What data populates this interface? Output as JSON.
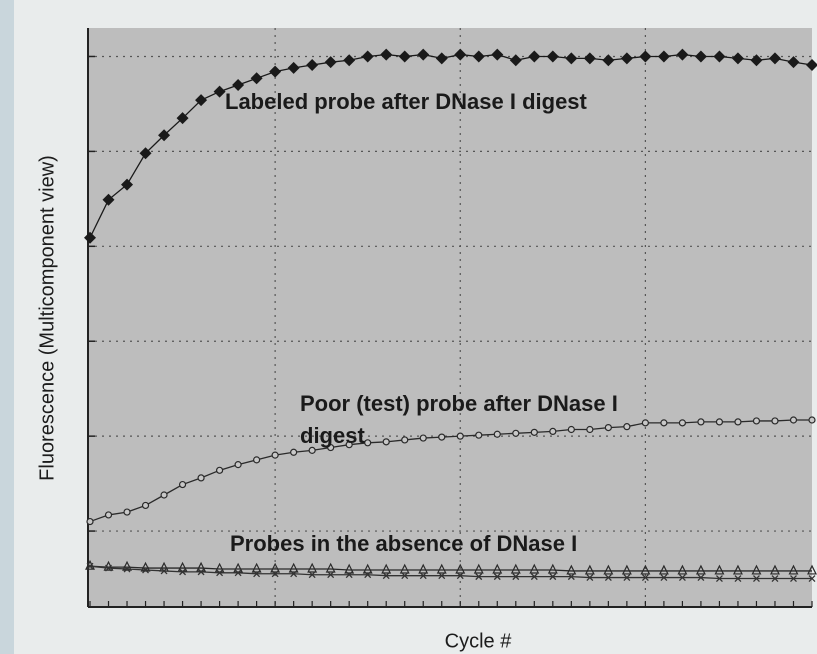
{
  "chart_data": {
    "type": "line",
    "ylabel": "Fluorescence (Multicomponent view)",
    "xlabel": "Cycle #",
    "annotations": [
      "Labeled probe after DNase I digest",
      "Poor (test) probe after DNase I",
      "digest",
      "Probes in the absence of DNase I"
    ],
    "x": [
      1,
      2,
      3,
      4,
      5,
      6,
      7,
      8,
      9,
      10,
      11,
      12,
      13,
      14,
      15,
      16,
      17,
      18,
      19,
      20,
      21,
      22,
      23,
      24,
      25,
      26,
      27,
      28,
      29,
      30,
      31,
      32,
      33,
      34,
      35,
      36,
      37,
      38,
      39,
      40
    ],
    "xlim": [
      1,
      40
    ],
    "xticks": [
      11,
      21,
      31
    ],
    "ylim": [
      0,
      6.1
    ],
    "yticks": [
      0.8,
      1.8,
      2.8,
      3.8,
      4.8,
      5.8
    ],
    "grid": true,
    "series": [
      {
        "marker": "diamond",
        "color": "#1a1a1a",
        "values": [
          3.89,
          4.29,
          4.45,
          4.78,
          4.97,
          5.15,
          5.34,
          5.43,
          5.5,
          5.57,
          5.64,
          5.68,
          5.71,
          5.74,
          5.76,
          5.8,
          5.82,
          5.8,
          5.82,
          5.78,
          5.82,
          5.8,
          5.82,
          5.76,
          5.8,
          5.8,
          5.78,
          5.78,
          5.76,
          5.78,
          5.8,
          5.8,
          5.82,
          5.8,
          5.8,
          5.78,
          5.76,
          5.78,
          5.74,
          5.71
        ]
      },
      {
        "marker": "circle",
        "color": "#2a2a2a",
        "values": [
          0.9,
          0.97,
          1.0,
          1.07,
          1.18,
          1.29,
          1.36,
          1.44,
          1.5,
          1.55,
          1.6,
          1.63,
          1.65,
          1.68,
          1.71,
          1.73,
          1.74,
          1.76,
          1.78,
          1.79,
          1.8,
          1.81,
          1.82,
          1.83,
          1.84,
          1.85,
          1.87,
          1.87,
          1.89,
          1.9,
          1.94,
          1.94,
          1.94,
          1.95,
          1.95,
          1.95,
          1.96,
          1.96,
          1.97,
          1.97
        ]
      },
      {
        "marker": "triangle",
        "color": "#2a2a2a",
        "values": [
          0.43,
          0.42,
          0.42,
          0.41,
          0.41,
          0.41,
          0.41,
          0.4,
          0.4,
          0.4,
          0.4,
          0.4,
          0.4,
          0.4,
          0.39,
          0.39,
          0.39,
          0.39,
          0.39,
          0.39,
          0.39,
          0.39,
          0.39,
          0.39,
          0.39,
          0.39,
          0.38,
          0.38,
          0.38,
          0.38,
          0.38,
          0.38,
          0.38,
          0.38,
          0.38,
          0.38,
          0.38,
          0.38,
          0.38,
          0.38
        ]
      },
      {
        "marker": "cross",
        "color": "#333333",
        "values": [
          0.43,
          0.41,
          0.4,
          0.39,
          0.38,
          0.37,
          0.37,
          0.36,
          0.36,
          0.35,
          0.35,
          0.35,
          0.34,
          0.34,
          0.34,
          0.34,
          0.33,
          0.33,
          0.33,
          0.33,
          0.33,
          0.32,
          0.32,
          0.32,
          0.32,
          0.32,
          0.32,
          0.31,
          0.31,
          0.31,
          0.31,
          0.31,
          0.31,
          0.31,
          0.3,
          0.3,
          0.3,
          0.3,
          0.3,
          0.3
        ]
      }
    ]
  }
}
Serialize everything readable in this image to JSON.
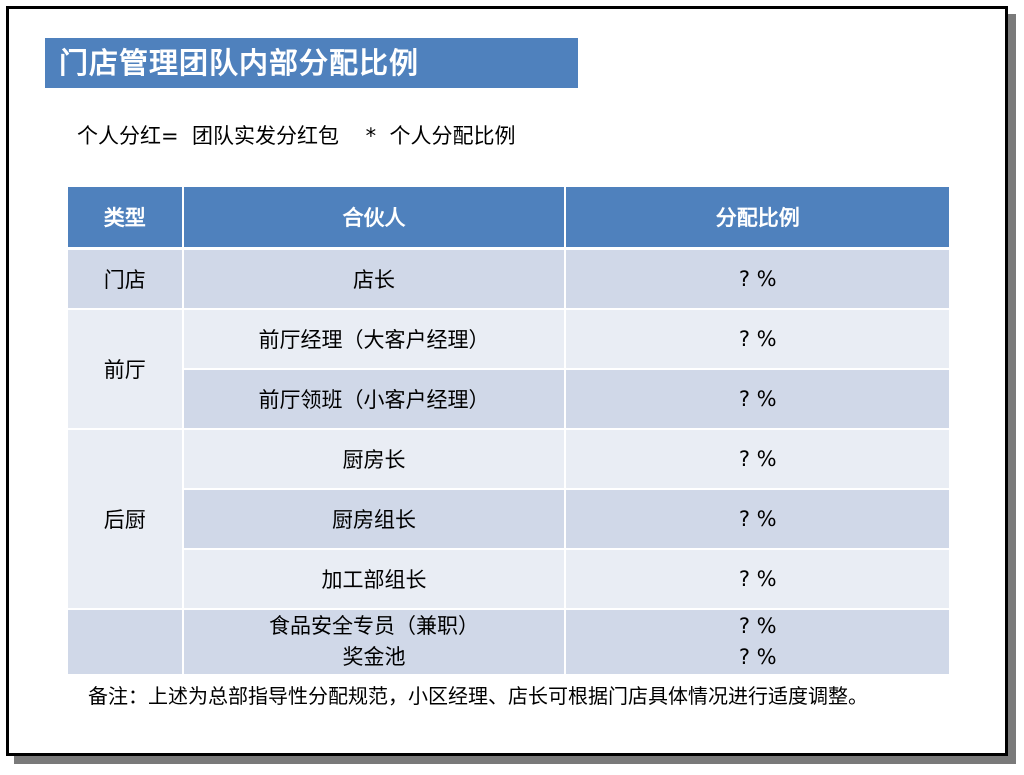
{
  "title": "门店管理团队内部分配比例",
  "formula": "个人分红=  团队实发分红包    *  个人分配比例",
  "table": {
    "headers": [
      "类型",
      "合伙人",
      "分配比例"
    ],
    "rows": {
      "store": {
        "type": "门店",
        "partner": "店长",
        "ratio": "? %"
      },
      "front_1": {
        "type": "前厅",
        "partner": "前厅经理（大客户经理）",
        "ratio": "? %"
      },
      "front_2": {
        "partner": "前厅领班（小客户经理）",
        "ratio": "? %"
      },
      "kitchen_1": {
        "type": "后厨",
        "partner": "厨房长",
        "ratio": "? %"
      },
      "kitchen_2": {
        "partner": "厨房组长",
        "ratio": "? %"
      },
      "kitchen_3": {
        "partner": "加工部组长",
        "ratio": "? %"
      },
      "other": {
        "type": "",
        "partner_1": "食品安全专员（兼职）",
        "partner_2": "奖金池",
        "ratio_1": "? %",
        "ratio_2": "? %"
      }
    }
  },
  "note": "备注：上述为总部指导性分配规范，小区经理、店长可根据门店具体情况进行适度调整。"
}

□ □ □

■ DIRECTIVE ■
Pictures are not part of the copy; output everything else in the records exactly.

■ EXPECTED OUTPUT ■
What data populates this interface? Output as JSON.
{
  "chart_data": {
    "type": "line",
    "ylabel": "Fluorescence (Multicomponent view)",
    "xlabel": "Cycle #",
    "annotations": [
      "Labeled probe after DNase I digest",
      "Poor (test) probe after DNase I",
      "digest",
      "Probes in the absence of DNase I"
    ],
    "x": [
      1,
      2,
      3,
      4,
      5,
      6,
      7,
      8,
      9,
      10,
      11,
      12,
      13,
      14,
      15,
      16,
      17,
      18,
      19,
      20,
      21,
      22,
      23,
      24,
      25,
      26,
      27,
      28,
      29,
      30,
      31,
      32,
      33,
      34,
      35,
      36,
      37,
      38,
      39,
      40
    ],
    "xlim": [
      1,
      40
    ],
    "xticks": [
      11,
      21,
      31
    ],
    "ylim": [
      0,
      6.1
    ],
    "yticks": [
      0.8,
      1.8,
      2.8,
      3.8,
      4.8,
      5.8
    ],
    "grid": true,
    "series": [
      {
        "marker": "diamond",
        "color": "#1a1a1a",
        "values": [
          3.89,
          4.29,
          4.45,
          4.78,
          4.97,
          5.15,
          5.34,
          5.43,
          5.5,
          5.57,
          5.64,
          5.68,
          5.71,
          5.74,
          5.76,
          5.8,
          5.82,
          5.8,
          5.82,
          5.78,
          5.82,
          5.8,
          5.82,
          5.76,
          5.8,
          5.8,
          5.78,
          5.78,
          5.76,
          5.78,
          5.8,
          5.8,
          5.82,
          5.8,
          5.8,
          5.78,
          5.76,
          5.78,
          5.74,
          5.71
        ]
      },
      {
        "marker": "circle",
        "color": "#2a2a2a",
        "values": [
          0.9,
          0.97,
          1.0,
          1.07,
          1.18,
          1.29,
          1.36,
          1.44,
          1.5,
          1.55,
          1.6,
          1.63,
          1.65,
          1.68,
          1.71,
          1.73,
          1.74,
          1.76,
          1.78,
          1.79,
          1.8,
          1.81,
          1.82,
          1.83,
          1.84,
          1.85,
          1.87,
          1.87,
          1.89,
          1.9,
          1.94,
          1.94,
          1.94,
          1.95,
          1.95,
          1.95,
          1.96,
          1.96,
          1.97,
          1.97
        ]
      },
      {
        "marker": "triangle",
        "color": "#2a2a2a",
        "values": [
          0.43,
          0.42,
          0.42,
          0.41,
          0.41,
          0.41,
          0.41,
          0.4,
          0.4,
          0.4,
          0.4,
          0.4,
          0.4,
          0.4,
          0.39,
          0.39,
          0.39,
          0.39,
          0.39,
          0.39,
          0.39,
          0.39,
          0.39,
          0.39,
          0.39,
          0.39,
          0.38,
          0.38,
          0.38,
          0.38,
          0.38,
          0.38,
          0.38,
          0.38,
          0.38,
          0.38,
          0.38,
          0.38,
          0.38,
          0.38
        ]
      },
      {
        "marker": "cross",
        "color": "#333333",
        "values": [
          0.43,
          0.41,
          0.4,
          0.39,
          0.38,
          0.37,
          0.37,
          0.36,
          0.36,
          0.35,
          0.35,
          0.35,
          0.34,
          0.34,
          0.34,
          0.34,
          0.33,
          0.33,
          0.33,
          0.33,
          0.33,
          0.32,
          0.32,
          0.32,
          0.32,
          0.32,
          0.32,
          0.31,
          0.31,
          0.31,
          0.31,
          0.31,
          0.31,
          0.31,
          0.3,
          0.3,
          0.3,
          0.3,
          0.3,
          0.3
        ]
      }
    ]
  }
}
Serialize everything readable in this image to JSON.
{
  "title": "门店管理团队内部分配比例",
  "formula": "个人分红=  团队实发分红包    *  个人分配比例",
  "table": {
    "headers": [
      "类型",
      "合伙人",
      "分配比例"
    ],
    "rows": {
      "store": {
        "type": "门店",
        "partner": "店长",
        "ratio": "? %"
      },
      "front_1": {
        "type": "前厅",
        "partner": "前厅经理（大客户经理）",
        "ratio": "? %"
      },
      "front_2": {
        "partner": "前厅领班（小客户经理）",
        "ratio": "? %"
      },
      "kitchen_1": {
        "type": "后厨",
        "partner": "厨房长",
        "ratio": "? %"
      },
      "kitchen_2": {
        "partner": "厨房组长",
        "ratio": "? %"
      },
      "kitchen_3": {
        "partner": "加工部组长",
        "ratio": "? %"
      },
      "other": {
        "type": "",
        "partner_1": "食品安全专员（兼职）",
        "partner_2": "奖金池",
        "ratio_1": "? %",
        "ratio_2": "? %"
      }
    }
  },
  "note": "备注：上述为总部指导性分配规范，小区经理、店长可根据门店具体情况进行适度调整。"
}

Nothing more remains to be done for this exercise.